═════ ENTRIES
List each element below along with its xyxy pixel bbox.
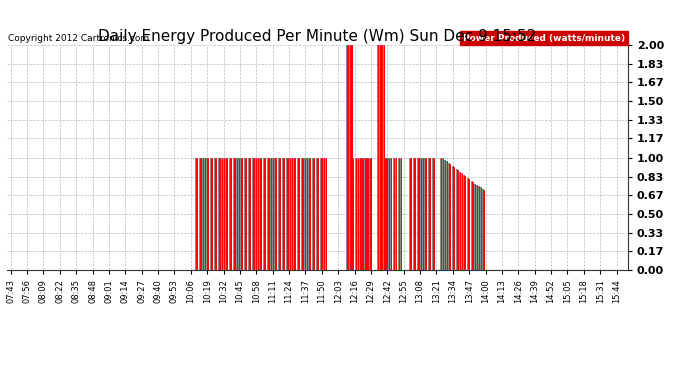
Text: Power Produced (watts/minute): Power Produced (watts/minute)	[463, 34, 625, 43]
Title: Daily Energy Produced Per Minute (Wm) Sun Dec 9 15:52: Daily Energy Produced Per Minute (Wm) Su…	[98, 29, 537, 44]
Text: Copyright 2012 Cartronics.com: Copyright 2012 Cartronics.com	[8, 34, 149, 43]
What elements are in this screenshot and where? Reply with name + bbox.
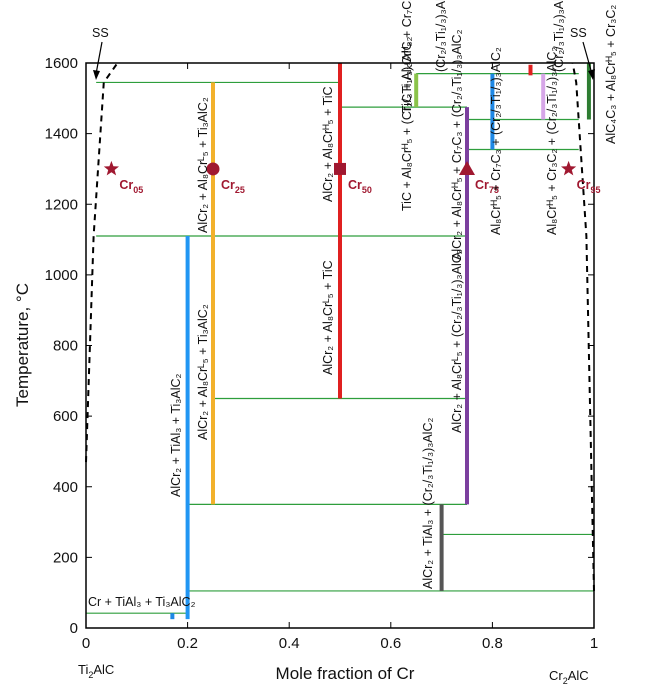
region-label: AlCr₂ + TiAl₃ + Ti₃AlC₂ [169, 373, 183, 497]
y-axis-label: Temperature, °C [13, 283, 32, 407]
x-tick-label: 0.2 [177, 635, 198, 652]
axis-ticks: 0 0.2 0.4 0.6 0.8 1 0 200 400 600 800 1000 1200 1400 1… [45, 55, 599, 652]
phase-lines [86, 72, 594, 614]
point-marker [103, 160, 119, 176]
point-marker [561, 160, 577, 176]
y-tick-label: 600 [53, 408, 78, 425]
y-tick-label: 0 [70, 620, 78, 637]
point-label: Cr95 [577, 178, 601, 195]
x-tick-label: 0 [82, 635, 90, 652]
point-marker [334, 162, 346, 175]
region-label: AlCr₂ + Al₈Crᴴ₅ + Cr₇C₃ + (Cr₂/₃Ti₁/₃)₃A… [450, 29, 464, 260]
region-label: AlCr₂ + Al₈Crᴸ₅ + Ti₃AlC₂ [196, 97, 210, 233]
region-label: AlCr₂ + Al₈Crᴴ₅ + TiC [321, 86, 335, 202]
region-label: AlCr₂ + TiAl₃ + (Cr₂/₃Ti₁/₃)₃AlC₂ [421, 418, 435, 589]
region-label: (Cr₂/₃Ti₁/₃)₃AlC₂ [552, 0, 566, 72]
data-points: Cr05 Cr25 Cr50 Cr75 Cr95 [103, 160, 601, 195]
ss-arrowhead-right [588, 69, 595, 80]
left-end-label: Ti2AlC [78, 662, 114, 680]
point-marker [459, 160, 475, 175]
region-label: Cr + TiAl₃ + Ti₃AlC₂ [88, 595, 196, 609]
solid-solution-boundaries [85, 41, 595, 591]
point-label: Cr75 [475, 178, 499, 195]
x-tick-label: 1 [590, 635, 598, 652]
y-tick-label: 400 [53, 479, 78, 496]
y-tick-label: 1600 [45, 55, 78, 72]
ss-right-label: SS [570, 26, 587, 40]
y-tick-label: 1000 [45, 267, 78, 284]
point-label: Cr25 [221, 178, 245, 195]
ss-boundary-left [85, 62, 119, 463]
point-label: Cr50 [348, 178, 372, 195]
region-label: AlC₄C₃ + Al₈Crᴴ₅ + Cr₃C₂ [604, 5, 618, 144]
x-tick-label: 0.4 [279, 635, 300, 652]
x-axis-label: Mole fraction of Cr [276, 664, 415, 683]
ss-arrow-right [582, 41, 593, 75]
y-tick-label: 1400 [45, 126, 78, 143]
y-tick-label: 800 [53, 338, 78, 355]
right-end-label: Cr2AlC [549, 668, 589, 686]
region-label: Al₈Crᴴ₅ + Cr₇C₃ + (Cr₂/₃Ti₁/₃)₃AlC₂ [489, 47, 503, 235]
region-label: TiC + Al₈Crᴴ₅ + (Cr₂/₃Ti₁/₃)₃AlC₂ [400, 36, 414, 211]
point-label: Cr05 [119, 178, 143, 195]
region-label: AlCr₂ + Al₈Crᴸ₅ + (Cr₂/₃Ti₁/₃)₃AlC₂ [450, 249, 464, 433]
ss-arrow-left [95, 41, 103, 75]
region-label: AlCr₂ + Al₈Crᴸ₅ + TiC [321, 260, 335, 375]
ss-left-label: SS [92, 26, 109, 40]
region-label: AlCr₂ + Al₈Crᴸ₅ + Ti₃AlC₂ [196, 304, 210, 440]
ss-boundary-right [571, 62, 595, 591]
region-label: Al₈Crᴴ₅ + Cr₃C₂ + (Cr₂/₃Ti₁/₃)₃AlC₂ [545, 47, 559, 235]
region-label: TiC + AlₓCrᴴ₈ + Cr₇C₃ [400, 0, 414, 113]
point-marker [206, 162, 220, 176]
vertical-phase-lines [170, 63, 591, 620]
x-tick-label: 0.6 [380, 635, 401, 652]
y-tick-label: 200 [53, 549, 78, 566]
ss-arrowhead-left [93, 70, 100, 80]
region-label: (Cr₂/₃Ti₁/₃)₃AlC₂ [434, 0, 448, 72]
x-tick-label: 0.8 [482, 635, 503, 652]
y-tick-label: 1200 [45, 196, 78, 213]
══════════
__STATED TASK__:
How many of the lines above contain the string "marker"? Reply with the number alone.

__COMPLETE RESPONSE__:
5